+++ Listed records
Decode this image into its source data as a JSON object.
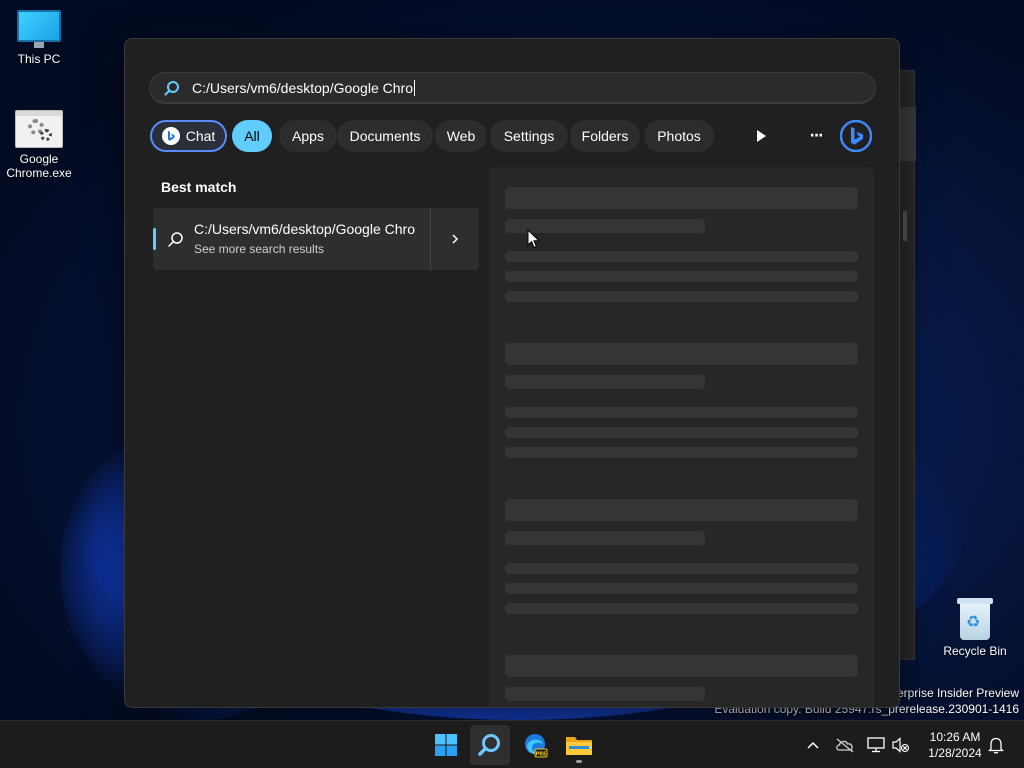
{
  "desktop": {
    "icons": [
      {
        "label": "This PC",
        "icon": "this-pc-icon"
      },
      {
        "label": "Google\nChrome.exe",
        "icon": "exe-file-icon"
      },
      {
        "label": "Recycle Bin",
        "icon": "recycle-bin-icon"
      }
    ],
    "watermark": {
      "line1": "nterprise Insider Preview",
      "line2": "Evaluation copy. Build 25947.rs_prerelease.230901-1416"
    }
  },
  "search": {
    "query": "C:/Users/vm6/desktop/Google Chro",
    "filters": [
      {
        "label": "Chat",
        "selected": false
      },
      {
        "label": "All",
        "selected": true
      },
      {
        "label": "Apps",
        "selected": false
      },
      {
        "label": "Documents",
        "selected": false
      },
      {
        "label": "Web",
        "selected": false
      },
      {
        "label": "Settings",
        "selected": false
      },
      {
        "label": "Folders",
        "selected": false
      },
      {
        "label": "Photos",
        "selected": false
      }
    ],
    "more_label": "···",
    "best_match_heading": "Best match",
    "best_match": {
      "title": "C:/Users/vm6/desktop/Google Chro",
      "subtitle": "See more search results"
    },
    "preview_state": "loading"
  },
  "colors": {
    "accent": "#60cdff",
    "panel": "#202020",
    "chat_border": "#5b8cff"
  },
  "taskbar": {
    "apps": [
      "start-icon",
      "search-icon",
      "edge-dev-icon",
      "file-explorer-icon"
    ],
    "tray": [
      "chevron-up-icon",
      "onedrive-icon",
      "network-icon",
      "volume-muted-icon",
      "notification-icon"
    ],
    "time": "10:26 AM",
    "date": "1/28/2024"
  }
}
++++++
Exercise description.
Scan the material above for the string "file" and report each line where you find it.

Exercise response.
        "icon": "exe-file-icon"
      "file-explorer-icon"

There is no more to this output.